• The exercise:
Repeat every record below exactly as it appears.

• Provided material:
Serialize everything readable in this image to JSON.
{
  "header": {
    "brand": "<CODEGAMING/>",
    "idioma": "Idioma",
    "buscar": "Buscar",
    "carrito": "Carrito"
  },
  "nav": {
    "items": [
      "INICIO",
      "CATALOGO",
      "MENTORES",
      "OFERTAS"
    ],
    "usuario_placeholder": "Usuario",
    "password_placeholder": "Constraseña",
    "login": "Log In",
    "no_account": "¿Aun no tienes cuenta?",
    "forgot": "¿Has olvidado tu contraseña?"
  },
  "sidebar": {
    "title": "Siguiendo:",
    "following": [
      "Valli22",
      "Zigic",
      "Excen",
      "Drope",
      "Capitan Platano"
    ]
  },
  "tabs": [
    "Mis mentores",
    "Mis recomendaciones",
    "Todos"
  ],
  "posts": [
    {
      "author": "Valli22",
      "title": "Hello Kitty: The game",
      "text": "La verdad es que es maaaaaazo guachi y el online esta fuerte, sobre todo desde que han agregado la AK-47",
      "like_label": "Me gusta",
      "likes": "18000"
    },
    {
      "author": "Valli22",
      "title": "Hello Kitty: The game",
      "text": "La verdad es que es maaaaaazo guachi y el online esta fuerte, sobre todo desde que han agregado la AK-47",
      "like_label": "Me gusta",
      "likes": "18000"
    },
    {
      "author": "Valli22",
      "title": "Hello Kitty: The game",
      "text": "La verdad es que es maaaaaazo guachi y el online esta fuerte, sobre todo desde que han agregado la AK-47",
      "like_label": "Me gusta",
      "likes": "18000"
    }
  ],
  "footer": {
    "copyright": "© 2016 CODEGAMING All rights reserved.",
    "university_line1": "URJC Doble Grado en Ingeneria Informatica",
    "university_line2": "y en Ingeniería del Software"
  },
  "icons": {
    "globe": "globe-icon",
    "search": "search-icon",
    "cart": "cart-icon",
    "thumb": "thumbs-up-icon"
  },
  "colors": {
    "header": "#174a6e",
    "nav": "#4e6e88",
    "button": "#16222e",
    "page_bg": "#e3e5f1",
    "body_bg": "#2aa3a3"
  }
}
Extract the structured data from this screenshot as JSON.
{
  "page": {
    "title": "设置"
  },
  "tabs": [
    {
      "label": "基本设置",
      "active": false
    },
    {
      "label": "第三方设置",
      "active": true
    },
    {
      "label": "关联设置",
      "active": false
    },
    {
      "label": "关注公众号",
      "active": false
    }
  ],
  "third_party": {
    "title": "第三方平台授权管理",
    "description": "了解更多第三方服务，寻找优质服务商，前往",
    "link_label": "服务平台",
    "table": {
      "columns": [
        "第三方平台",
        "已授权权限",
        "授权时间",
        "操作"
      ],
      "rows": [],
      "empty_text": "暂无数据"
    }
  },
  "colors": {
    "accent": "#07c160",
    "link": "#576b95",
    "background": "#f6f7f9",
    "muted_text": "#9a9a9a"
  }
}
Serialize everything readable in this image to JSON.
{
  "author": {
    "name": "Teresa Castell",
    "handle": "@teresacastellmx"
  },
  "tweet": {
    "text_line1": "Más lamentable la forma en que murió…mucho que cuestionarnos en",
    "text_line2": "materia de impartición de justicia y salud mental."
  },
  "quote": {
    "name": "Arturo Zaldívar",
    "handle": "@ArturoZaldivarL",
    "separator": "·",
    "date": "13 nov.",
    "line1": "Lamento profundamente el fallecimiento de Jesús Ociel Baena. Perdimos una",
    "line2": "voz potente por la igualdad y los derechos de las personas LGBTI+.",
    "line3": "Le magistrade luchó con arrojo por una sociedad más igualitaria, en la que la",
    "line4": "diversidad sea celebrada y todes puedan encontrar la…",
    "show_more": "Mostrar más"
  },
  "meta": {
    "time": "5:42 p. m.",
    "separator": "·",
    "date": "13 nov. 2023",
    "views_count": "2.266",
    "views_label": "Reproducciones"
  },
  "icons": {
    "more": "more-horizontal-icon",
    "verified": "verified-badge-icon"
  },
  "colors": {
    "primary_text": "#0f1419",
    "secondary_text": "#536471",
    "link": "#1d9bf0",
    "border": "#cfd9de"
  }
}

• Solution:
Serialize everything readable in this image to JSON.
{
  "header": {
    "brand": "<CODEGAMING/>",
    "idioma": "Idioma",
    "buscar": "Buscar",
    "carrito": "Carrito"
  },
  "nav": {
    "items": [
      "INICIO",
      "CATALOGO",
      "MENTORES",
      "OFERTAS"
    ],
    "usuario_placeholder": "Usuario",
    "password_placeholder": "Constraseña",
    "login": "Log In",
    "no_account": "¿Aun no tienes cuenta?",
    "forgot": "¿Has olvidado tu contraseña?"
  },
  "sidebar": {
    "title": "Siguiendo:",
    "following": [
      "Valli22",
      "Zigic",
      "Excen",
      "Drope",
      "Capitan Platano"
    ]
  },
  "tabs": [
    "Mis mentores",
    "Mis recomendaciones",
    "Todos"
  ],
  "posts": [
    {
      "author": "Valli22",
      "title": "Hello Kitty: The game",
      "text": "La verdad es que es maaaaaazo guachi y el online esta fuerte, sobre todo desde que han agregado la AK-47",
      "like_label": "Me gusta",
      "likes": "18000"
    },
    {
      "author": "Valli22",
      "title": "Hello Kitty: The game",
      "text": "La verdad es que es maaaaaazo guachi y el online esta fuerte, sobre todo desde que han agregado la AK-47",
      "like_label": "Me gusta",
      "likes": "18000"
    },
    {
      "author": "Valli22",
      "title": "Hello Kitty: The game",
      "text": "La verdad es que es maaaaaazo guachi y el online esta fuerte, sobre todo desde que han agregado la AK-47",
      "like_label": "Me gusta",
      "likes": "18000"
    }
  ],
  "footer": {
    "copyright": "© 2016 CODEGAMING All rights reserved.",
    "university_line1": "URJC Doble Grado en Ingeneria Informatica",
    "university_line2": "y en Ingeniería del Software"
  },
  "icons": {
    "globe": "globe-icon",
    "search": "search-icon",
    "cart": "cart-icon",
    "thumb": "thumbs-up-icon"
  },
  "colors": {
    "header": "#174a6e",
    "nav": "#4e6e88",
    "button": "#16222e",
    "page_bg": "#e3e5f1",
    "body_bg": "#2aa3a3"
  }
}
Extract the structured data from this screenshot as JSON.
{
  "page": {
    "title": "设置"
  },
  "tabs": [
    {
      "label": "基本设置",
      "active": false
    },
    {
      "label": "第三方设置",
      "active": true
    },
    {
      "label": "关联设置",
      "active": false
    },
    {
      "label": "关注公众号",
      "active": false
    }
  ],
  "third_party": {
    "title": "第三方平台授权管理",
    "description": "了解更多第三方服务，寻找优质服务商，前往",
    "link_label": "服务平台",
    "table": {
      "columns": [
        "第三方平台",
        "已授权权限",
        "授权时间",
        "操作"
      ],
      "rows": [],
      "empty_text": "暂无数据"
    }
  },
  "colors": {
    "accent": "#07c160",
    "link": "#576b95",
    "background": "#f6f7f9",
    "muted_text": "#9a9a9a"
  }
}
Serialize everything readable in this image to JSON.
{
  "author": {
    "name": "Teresa Castell",
    "handle": "@teresacastellmx"
  },
  "tweet": {
    "text_line1": "Más lamentable la forma en que murió…mucho que cuestionarnos en",
    "text_line2": "materia de impartición de justicia y salud mental."
  },
  "quote": {
    "name": "Arturo Zaldívar",
    "handle": "@ArturoZaldivarL",
    "separator": "·",
    "date": "13 nov.",
    "line1": "Lamento profundamente el fallecimiento de Jesús Ociel Baena. Perdimos una",
    "line2": "voz potente por la igualdad y los derechos de las personas LGBTI+.",
    "line3": "Le magistrade luchó con arrojo por una sociedad más igualitaria, en la que la",
    "line4": "diversidad sea celebrada y todes puedan encontrar la…",
    "show_more": "Mostrar más"
  },
  "meta": {
    "time": "5:42 p. m.",
    "separator": "·",
    "date": "13 nov. 2023",
    "views_count": "2.266",
    "views_label": "Reproducciones"
  },
  "icons": {
    "more": "more-horizontal-icon",
    "verified": "verified-badge-icon"
  },
  "colors": {
    "primary_text": "#0f1419",
    "secondary_text": "#536471",
    "link": "#1d9bf0",
    "border": "#cfd9de"
  }
}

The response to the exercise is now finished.